Goal of the exercise. Identify and reproduce every line holding the string "phone".

(Dataset excerpts)
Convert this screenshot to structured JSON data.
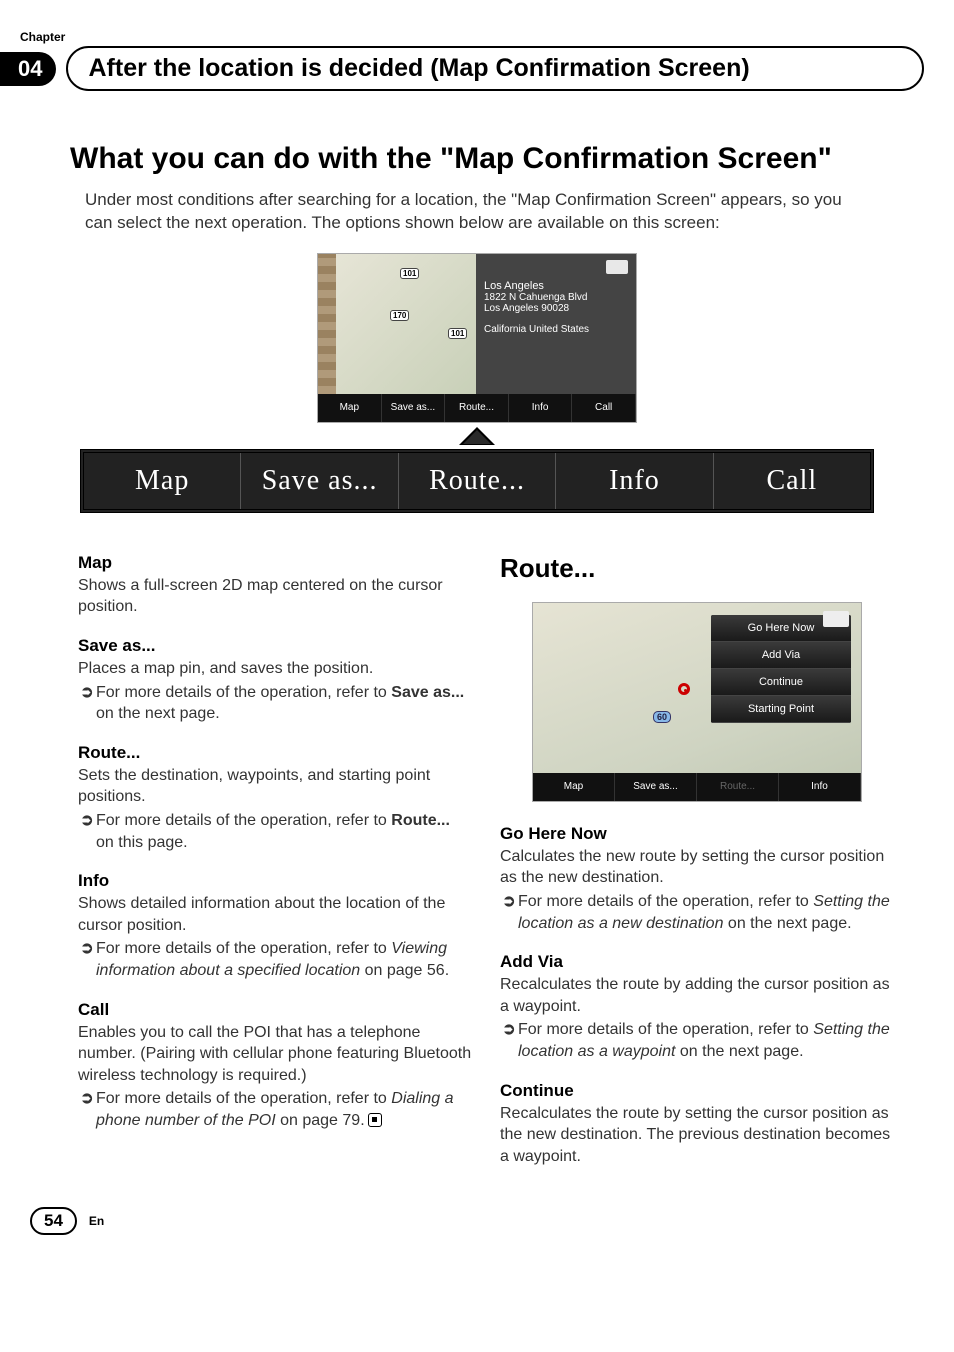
{
  "chapter_label": "Chapter",
  "chapter_number": "04",
  "header_title": "After the location is decided (Map Confirmation Screen)",
  "main_title": "What you can do with the \"Map Confirmation Screen\"",
  "intro": "Under most conditions after searching for a location, the \"Map Confirmation Screen\" appears, so you can select the next operation. The options shown below are available on this screen:",
  "top_screenshot": {
    "routes": {
      "r1": "101",
      "r2": "170",
      "r3": "101"
    },
    "info": {
      "city": "Los Angeles",
      "address": "1822 N Cahuenga Blvd",
      "citystate": "Los Angeles 90028",
      "country": "California   United States"
    },
    "bottom": {
      "map": "Map",
      "save": "Save as...",
      "route": "Route...",
      "info": "Info",
      "call": "Call"
    }
  },
  "bigbar": {
    "map": "Map",
    "save": "Save as...",
    "route": "Route...",
    "info": "Info",
    "call": "Call"
  },
  "left": {
    "map": {
      "h": "Map",
      "p": "Shows a full-screen 2D map centered on the cursor position."
    },
    "save": {
      "h": "Save as...",
      "p": "Places a map pin, and saves the position.",
      "ref_prefix": "For more details of the operation, refer to ",
      "ref_bold": "Save as...",
      "ref_suffix": " on the next page."
    },
    "route": {
      "h": "Route...",
      "p": "Sets the destination, waypoints, and starting point positions.",
      "ref_prefix": "For more details of the operation, refer to ",
      "ref_bold": "Route...",
      "ref_suffix": " on this page."
    },
    "info": {
      "h": "Info",
      "p": "Shows detailed information about the location of the cursor position.",
      "ref_prefix": "For more details of the operation, refer to ",
      "ref_ital": "Viewing information about a specified location",
      "ref_suffix": " on page 56."
    },
    "call": {
      "h": "Call",
      "p": "Enables you to call the POI that has a telephone number. (Pairing with cellular phone featuring Bluetooth wireless technology is required.)",
      "ref_prefix": "For more details of the operation, refer to ",
      "ref_ital": "Dialing a phone number of the POI",
      "ref_suffix": " on page 79."
    }
  },
  "right": {
    "heading": "Route...",
    "menu": {
      "go": "Go Here Now",
      "add": "Add Via",
      "cont": "Continue",
      "start": "Starting Point"
    },
    "hwy": "60",
    "bottom": {
      "map": "Map",
      "save": "Save as...",
      "route": "Route...",
      "info": "Info"
    },
    "go": {
      "h": "Go Here Now",
      "p": "Calculates the new route by setting the cursor position as the new destination.",
      "ref_prefix": "For more details of the operation, refer to ",
      "ref_ital": "Setting the location as a new destination",
      "ref_suffix": " on the next page."
    },
    "add": {
      "h": "Add Via",
      "p": "Recalculates the route by adding the cursor position as a waypoint.",
      "ref_prefix": "For more details of the operation, refer to ",
      "ref_ital": "Setting the location as a waypoint",
      "ref_suffix": " on the next page."
    },
    "cont": {
      "h": "Continue",
      "p": "Recalculates the route by setting the cursor position as the new destination. The previous destination becomes a waypoint."
    }
  },
  "page_number": "54",
  "lang": "En"
}
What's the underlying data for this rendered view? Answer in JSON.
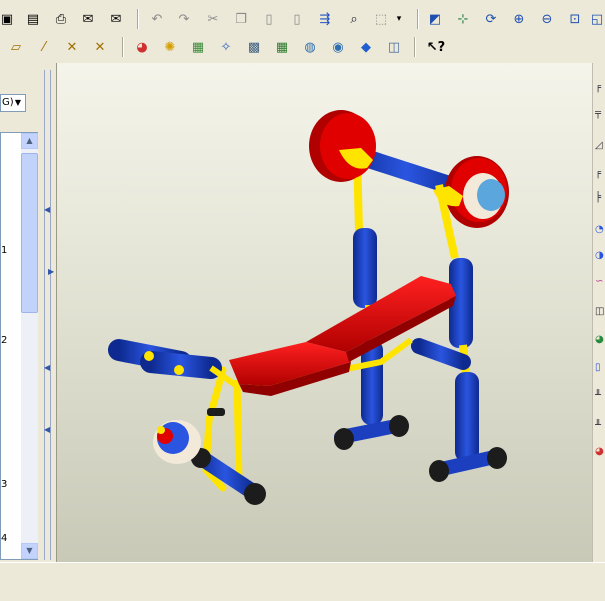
{
  "toolbar_top": {
    "items": [
      {
        "name": "new-window-icon",
        "glyph": "▣"
      },
      {
        "name": "save-icon",
        "glyph": "▤"
      },
      {
        "name": "print-icon",
        "glyph": "⎙"
      },
      {
        "name": "send-mail-icon",
        "glyph": "✉"
      },
      {
        "name": "email-attach-icon",
        "glyph": "✉"
      },
      {
        "name": "undo-icon",
        "glyph": "↶"
      },
      {
        "name": "redo-icon",
        "glyph": "↷"
      },
      {
        "name": "cut-icon",
        "glyph": "✂"
      },
      {
        "name": "copy-icon",
        "glyph": "❐"
      },
      {
        "name": "paste-icon",
        "glyph": "▯"
      },
      {
        "name": "paste-special-icon",
        "glyph": "▯"
      },
      {
        "name": "regenerate-icon",
        "glyph": "⇶"
      },
      {
        "name": "find-icon",
        "glyph": "⌕"
      },
      {
        "name": "select-box-icon",
        "glyph": "⬚"
      },
      {
        "name": "select-dropdown-icon",
        "glyph": "▾"
      },
      {
        "name": "redraw-icon",
        "glyph": "◩"
      },
      {
        "name": "spin-center-icon",
        "glyph": "⊹"
      },
      {
        "name": "orient-mode-icon",
        "glyph": "⟳"
      },
      {
        "name": "zoom-in-icon",
        "glyph": "⊕"
      },
      {
        "name": "zoom-out-icon",
        "glyph": "⊖"
      },
      {
        "name": "refit-icon",
        "glyph": "⊡"
      },
      {
        "name": "reorient-icon",
        "glyph": "◱"
      }
    ]
  },
  "toolbar_second": {
    "items": [
      {
        "name": "datum-plane-icon",
        "glyph": "▱"
      },
      {
        "name": "datum-axis-icon",
        "glyph": "⁄"
      },
      {
        "name": "datum-point-icon",
        "glyph": "✕"
      },
      {
        "name": "coordinate-system-icon",
        "glyph": "✕"
      },
      {
        "name": "appearance-icon",
        "glyph": "◕"
      },
      {
        "name": "light-icon",
        "glyph": "✺"
      },
      {
        "name": "scene-icon",
        "glyph": "▦"
      },
      {
        "name": "render-tool-icon",
        "glyph": "✧"
      },
      {
        "name": "render-window-icon",
        "glyph": "▩"
      },
      {
        "name": "room-editor-icon",
        "glyph": "▦"
      },
      {
        "name": "environment-icon",
        "glyph": "◍"
      },
      {
        "name": "photo-icon",
        "glyph": "◉"
      },
      {
        "name": "shading-icon",
        "glyph": "◆"
      },
      {
        "name": "model-display-icon",
        "glyph": "◫"
      },
      {
        "name": "context-help-icon",
        "glyph": "↖?"
      }
    ]
  },
  "left_panel": {
    "combo_value": "G)",
    "tree_numbers": [
      "1",
      "2",
      "3",
      "4"
    ]
  },
  "colors": {
    "red": "#e00000",
    "blue": "#1c3fc0",
    "yellow": "#ffe400",
    "black": "#1c1c1c"
  }
}
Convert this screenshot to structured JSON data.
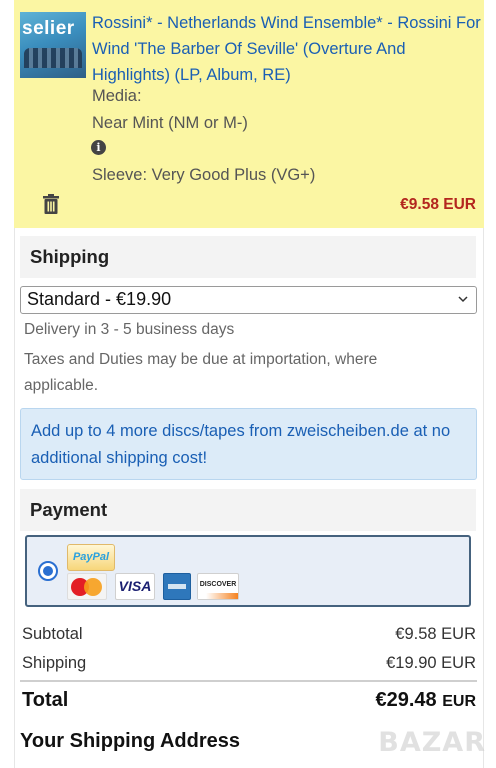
{
  "cart_item": {
    "cover_text": "selier",
    "title": "Rossini* - Netherlands Wind Ensemble* - Rossini For Wind 'The Barber Of Seville' (Overture And Highlights) (LP, Album, RE)",
    "media_label": "Media:",
    "media_condition": "Near Mint (NM or M-)",
    "sleeve": "Sleeve: Very Good Plus (VG+)",
    "price": "€9.58 EUR",
    "icons": {
      "info": "info-icon",
      "delete": "trash-icon"
    }
  },
  "shipping": {
    "heading": "Shipping",
    "selected_option": "Standard - €19.90",
    "delivery": "Delivery in 3 - 5 business days",
    "taxes_note": "Taxes and Duties may be due at importation, where applicable.",
    "promo": "Add up to 4 more discs/tapes from zweischeiben.de at no additional shipping cost!"
  },
  "payment": {
    "heading": "Payment",
    "paypal_logo_text": "PayPal",
    "card_logos": [
      "mastercard",
      "visa",
      "american-express",
      "discover"
    ],
    "visa_text": "VISA",
    "discover_text": "DISCOVER"
  },
  "summary": {
    "subtotal_label": "Subtotal",
    "subtotal_value": "€9.58 EUR",
    "shipping_label": "Shipping",
    "shipping_value": "€19.90 EUR",
    "total_label": "Total",
    "total_amount": "€29.48",
    "total_currency": "EUR"
  },
  "address": {
    "heading": "Your Shipping Address"
  },
  "watermark": "BAZAR",
  "colors": {
    "item_bg": "#fbf6a3",
    "link": "#1a5fb4",
    "price": "#b3261e",
    "promo_bg": "#dcebf8",
    "radio": "#2a6fd1"
  }
}
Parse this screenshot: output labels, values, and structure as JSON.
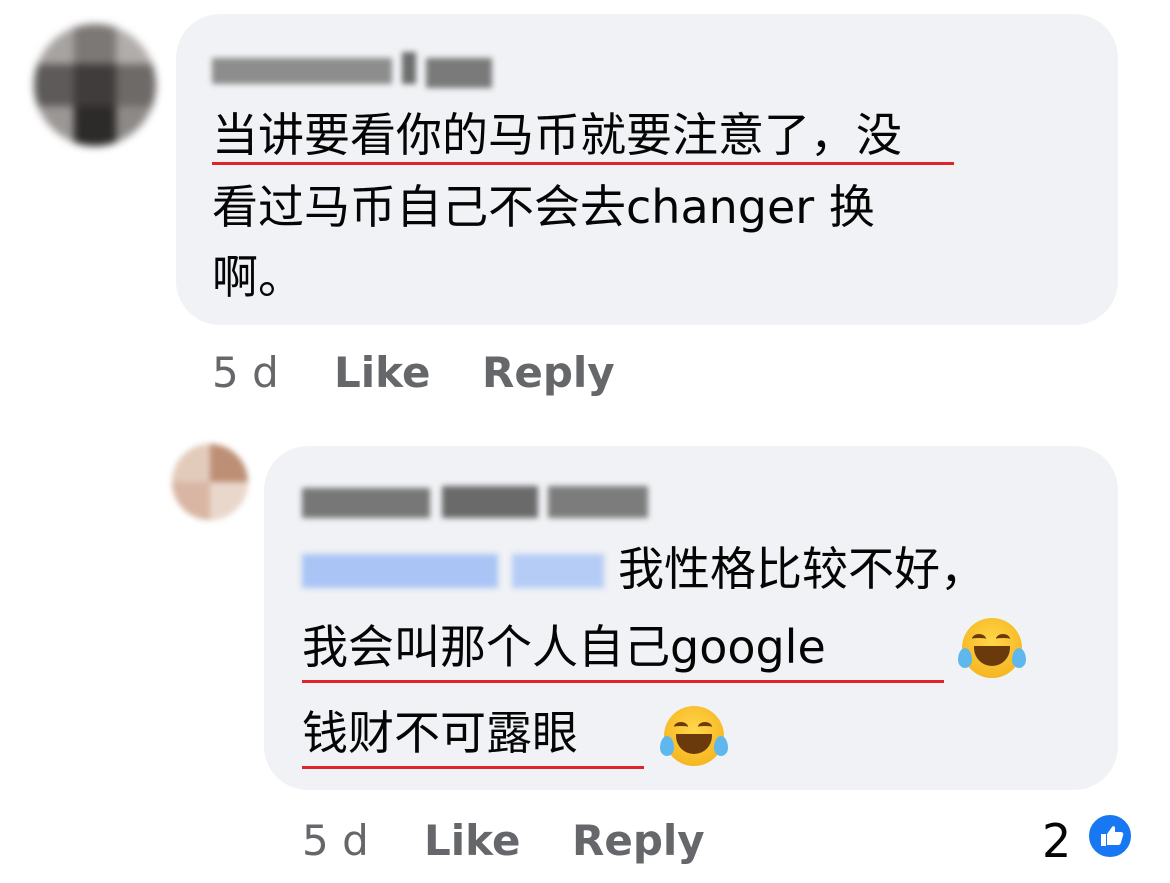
{
  "comment1": {
    "author_redacted": true,
    "text_lines": [
      "当讲要看你的马币就要注意了，没",
      "看过马币自己不会去changer 换",
      "啊。"
    ],
    "time": "5 d",
    "like_label": "Like",
    "reply_label": "Reply"
  },
  "comment2": {
    "author_redacted": true,
    "mention_redacted": true,
    "text_line1": "我性格比较不好，",
    "text_line2": "我会叫那个人自己google",
    "text_line3": "钱财不可露眼",
    "emoji": "tears-of-joy",
    "time": "5 d",
    "like_label": "Like",
    "reply_label": "Reply",
    "reaction_count": "2",
    "reaction_icon": "like-icon"
  },
  "colors": {
    "bubble": "#f0f2f5",
    "meta": "#65676b",
    "underline": "#e0242b",
    "mention_blur": "#a9c4f5",
    "like_blue": "#1877f2"
  }
}
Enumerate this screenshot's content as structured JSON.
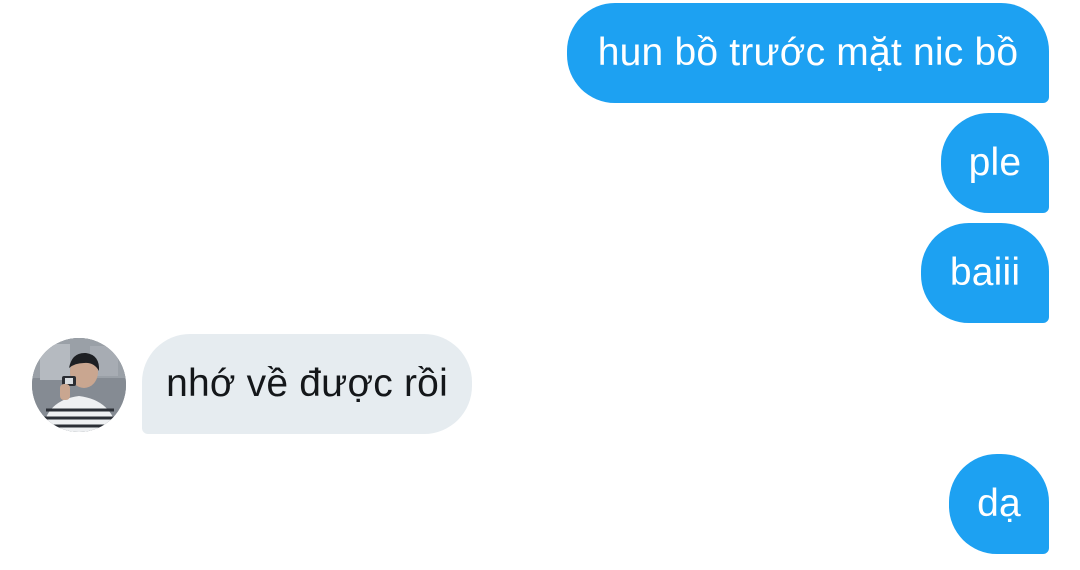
{
  "conversation": {
    "messages": [
      {
        "direction": "sent",
        "text": "hun bồ trước mặt nic bồ"
      },
      {
        "direction": "sent",
        "text": "ple"
      },
      {
        "direction": "sent",
        "text": "baiii"
      },
      {
        "direction": "received",
        "text": "nhớ về được rồi"
      },
      {
        "direction": "sent",
        "text": "dạ"
      }
    ]
  },
  "colors": {
    "sent_bubble": "#1da1f2",
    "received_bubble": "#e6ecf0",
    "sent_text": "#ffffff",
    "received_text": "#14171a"
  },
  "icons": {
    "sender_avatar": "avatar"
  }
}
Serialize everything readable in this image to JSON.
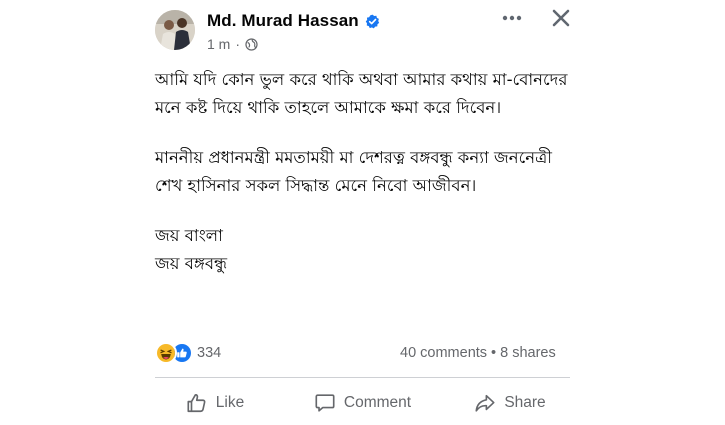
{
  "post": {
    "author": "Md. Murad Hassan",
    "time": "1 m",
    "separator": "·",
    "paragraphs": [
      "আমি যদি কোন ভুল করে থাকি অথবা আমার কথায় মা-বোনদের মনে কষ্ট দিয়ে থাকি তাহলে আমাকে ক্ষমা করে দিবেন।",
      "মাননীয় প্রধানমন্ত্রী মমতাময়ী মা দেশরত্ন বঙ্গবন্ধু কন্যা জননেত্রী শেখ হাসিনার সকল সিদ্ধান্ত মেনে নিবো আজীবন।",
      "জয় বাংলা",
      "জয় বঙ্গবন্ধু"
    ]
  },
  "reactions": {
    "count": "334",
    "icons": [
      "haha-reaction-icon",
      "like-reaction-icon"
    ]
  },
  "stats": {
    "comments": "40 comments",
    "bullet": "•",
    "shares": "8 shares"
  },
  "actions": {
    "like": "Like",
    "comment": "Comment",
    "share": "Share"
  },
  "colors": {
    "facebook_blue": "#1877f2",
    "secondary_text": "#65676b",
    "primary_text": "#050505",
    "divider": "#ced0d4",
    "haha_yellow": "#f7b928"
  }
}
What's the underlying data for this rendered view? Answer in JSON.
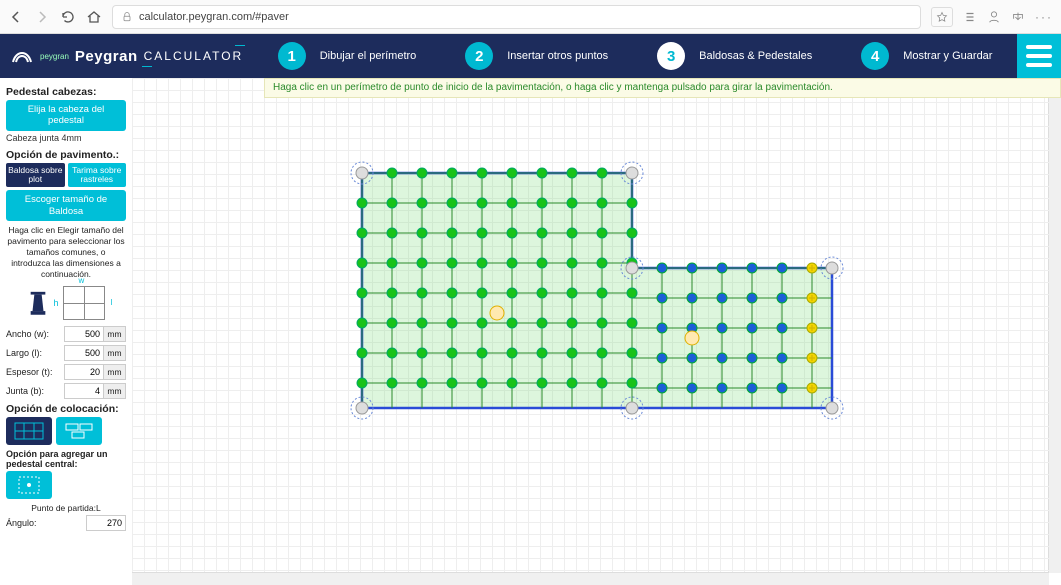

Correct response.
      "p": "Enables you to call the POI that has a telephone number. (Pairing with cellular phone featuring Bluetooth wireless technology is required.)",
      "ref_ital": "Dialing a phone number of the POI",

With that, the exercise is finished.